> [Problem] The records below hold pictures; please leave those out and retype the rest exactly.

Dataset entries on figures:

........

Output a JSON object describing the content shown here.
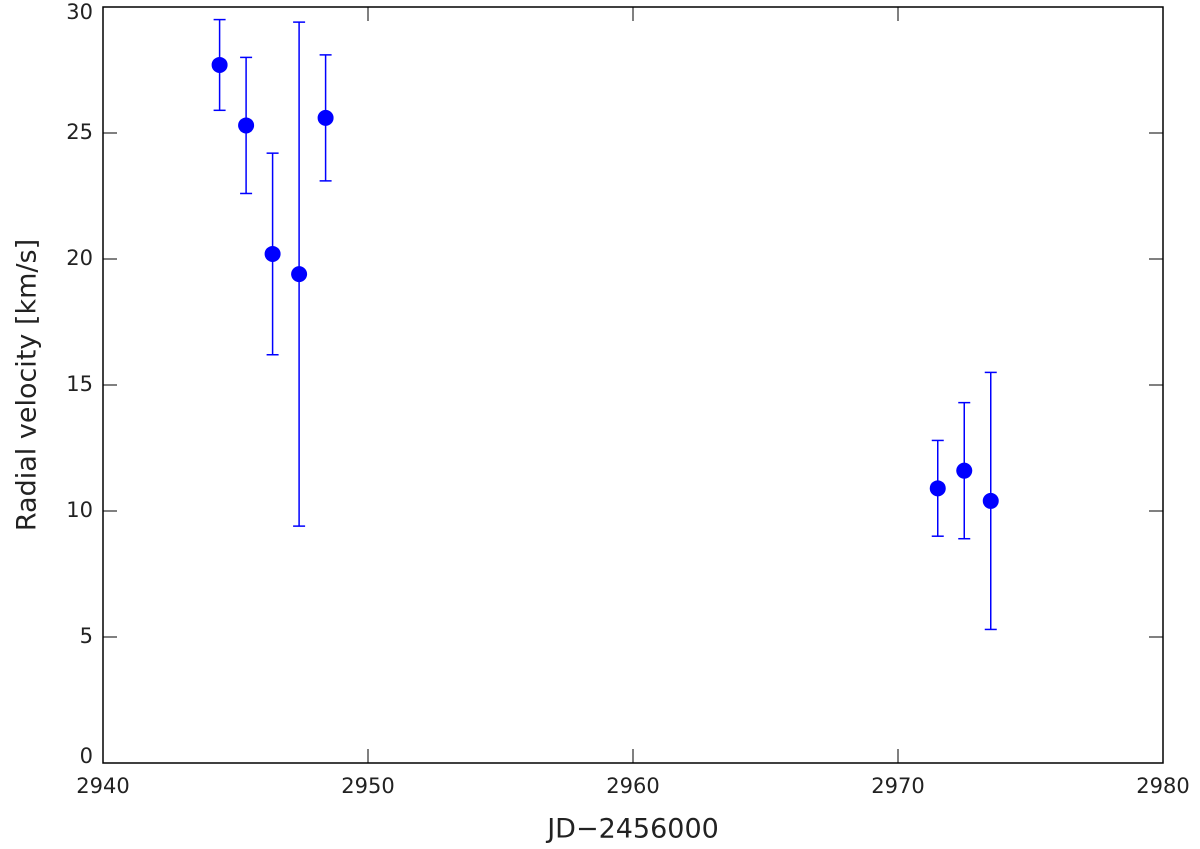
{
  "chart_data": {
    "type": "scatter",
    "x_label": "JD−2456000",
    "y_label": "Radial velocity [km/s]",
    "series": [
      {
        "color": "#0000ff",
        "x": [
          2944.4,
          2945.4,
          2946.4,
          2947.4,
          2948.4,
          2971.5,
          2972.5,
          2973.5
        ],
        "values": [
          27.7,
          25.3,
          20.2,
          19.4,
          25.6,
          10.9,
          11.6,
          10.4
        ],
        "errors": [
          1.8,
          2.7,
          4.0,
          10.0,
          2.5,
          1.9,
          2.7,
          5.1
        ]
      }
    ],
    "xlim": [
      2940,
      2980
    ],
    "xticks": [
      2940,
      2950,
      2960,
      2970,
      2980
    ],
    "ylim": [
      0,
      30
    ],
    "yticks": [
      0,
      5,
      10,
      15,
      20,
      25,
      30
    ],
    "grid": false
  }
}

........

> [Response below]
Output a JSON object describing the content shown here.
{
  "chart_data": {
    "type": "scatter",
    "x_label": "JD−2456000",
    "y_label": "Radial velocity [km/s]",
    "series": [
      {
        "color": "#0000ff",
        "x": [
          2944.4,
          2945.4,
          2946.4,
          2947.4,
          2948.4,
          2971.5,
          2972.5,
          2973.5
        ],
        "values": [
          27.7,
          25.3,
          20.2,
          19.4,
          25.6,
          10.9,
          11.6,
          10.4
        ],
        "errors": [
          1.8,
          2.7,
          4.0,
          10.0,
          2.5,
          1.9,
          2.7,
          5.1
        ]
      }
    ],
    "xlim": [
      2940,
      2980
    ],
    "xticks": [
      2940,
      2950,
      2960,
      2970,
      2980
    ],
    "ylim": [
      0,
      30
    ],
    "yticks": [
      0,
      5,
      10,
      15,
      20,
      25,
      30
    ],
    "grid": false
  }
}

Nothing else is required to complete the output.